## Stored records
————
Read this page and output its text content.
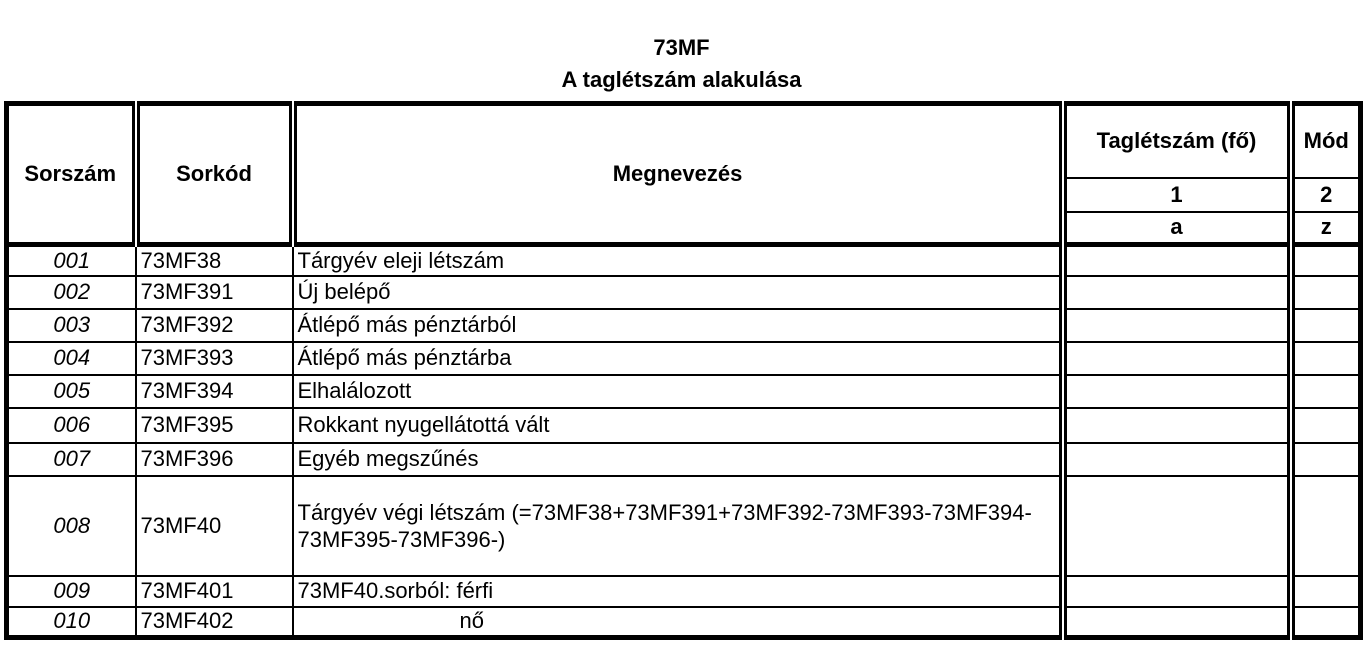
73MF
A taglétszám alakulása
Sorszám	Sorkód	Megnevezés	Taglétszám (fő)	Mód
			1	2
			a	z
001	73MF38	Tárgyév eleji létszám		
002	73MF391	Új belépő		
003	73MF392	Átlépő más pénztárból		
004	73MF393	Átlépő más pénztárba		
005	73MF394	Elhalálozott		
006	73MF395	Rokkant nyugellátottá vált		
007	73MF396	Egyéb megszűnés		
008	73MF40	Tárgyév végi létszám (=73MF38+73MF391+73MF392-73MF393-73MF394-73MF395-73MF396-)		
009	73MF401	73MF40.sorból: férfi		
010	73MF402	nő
————
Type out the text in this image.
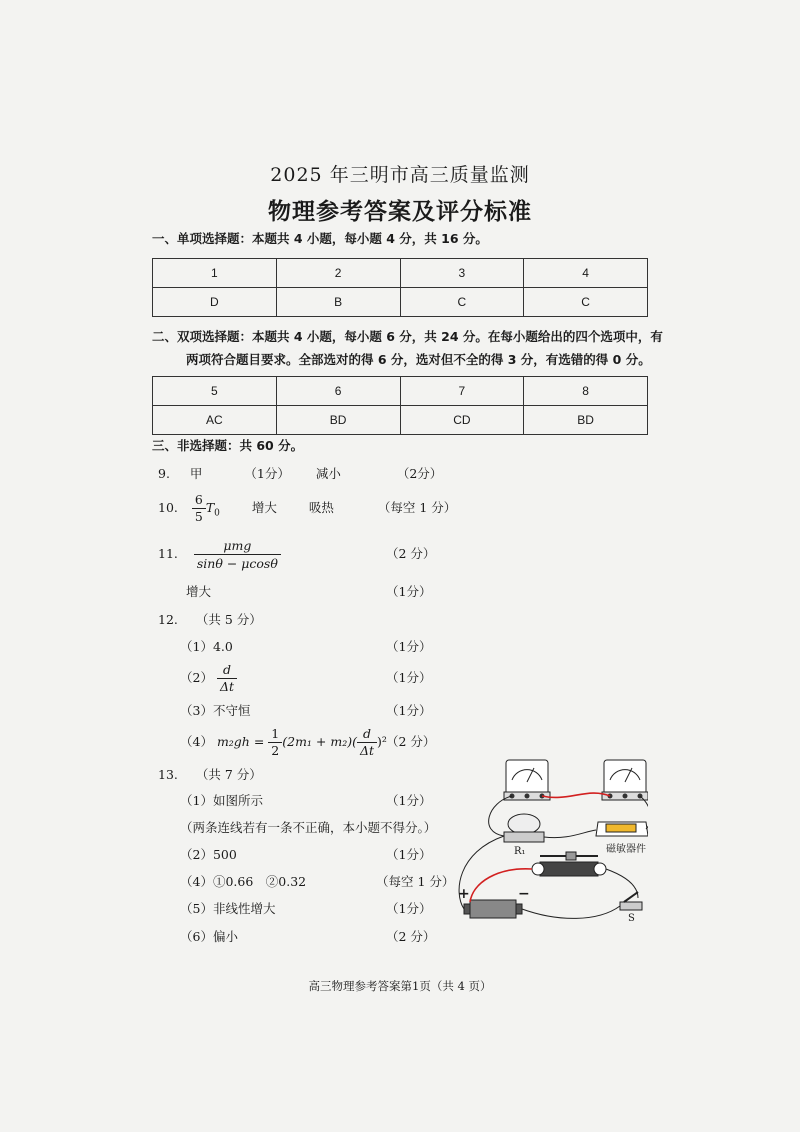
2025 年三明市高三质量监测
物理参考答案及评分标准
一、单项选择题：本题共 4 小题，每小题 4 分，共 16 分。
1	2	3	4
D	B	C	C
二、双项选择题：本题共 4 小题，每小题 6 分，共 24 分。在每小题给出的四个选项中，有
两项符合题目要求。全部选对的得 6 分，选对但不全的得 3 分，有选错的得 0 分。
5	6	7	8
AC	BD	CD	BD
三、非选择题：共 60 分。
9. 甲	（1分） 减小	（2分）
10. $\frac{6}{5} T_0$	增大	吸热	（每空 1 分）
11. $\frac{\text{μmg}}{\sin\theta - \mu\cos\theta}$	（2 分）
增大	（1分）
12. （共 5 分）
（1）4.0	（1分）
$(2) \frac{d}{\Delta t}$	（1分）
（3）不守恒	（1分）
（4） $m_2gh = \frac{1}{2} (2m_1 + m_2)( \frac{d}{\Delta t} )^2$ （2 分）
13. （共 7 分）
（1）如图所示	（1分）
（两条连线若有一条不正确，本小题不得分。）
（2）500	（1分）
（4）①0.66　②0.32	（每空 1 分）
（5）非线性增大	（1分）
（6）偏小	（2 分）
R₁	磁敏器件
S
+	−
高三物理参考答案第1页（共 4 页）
————
## Task to carry out
Reproduce every line of the listing above in which the string "frac" appears.

## Solution
10. $\frac{6}{5} T_0$	增大	吸热	（每空 1 分）
11. $\frac{\text{μmg}}{\sin\theta - \mu\cos\theta}$	（2 分）
$(2) \frac{d}{\Delta t}$	（1分）
（4） $m_2gh = \frac{1}{2} (2m_1 + m_2)( \frac{d}{\Delta t} )^2$ （2 分）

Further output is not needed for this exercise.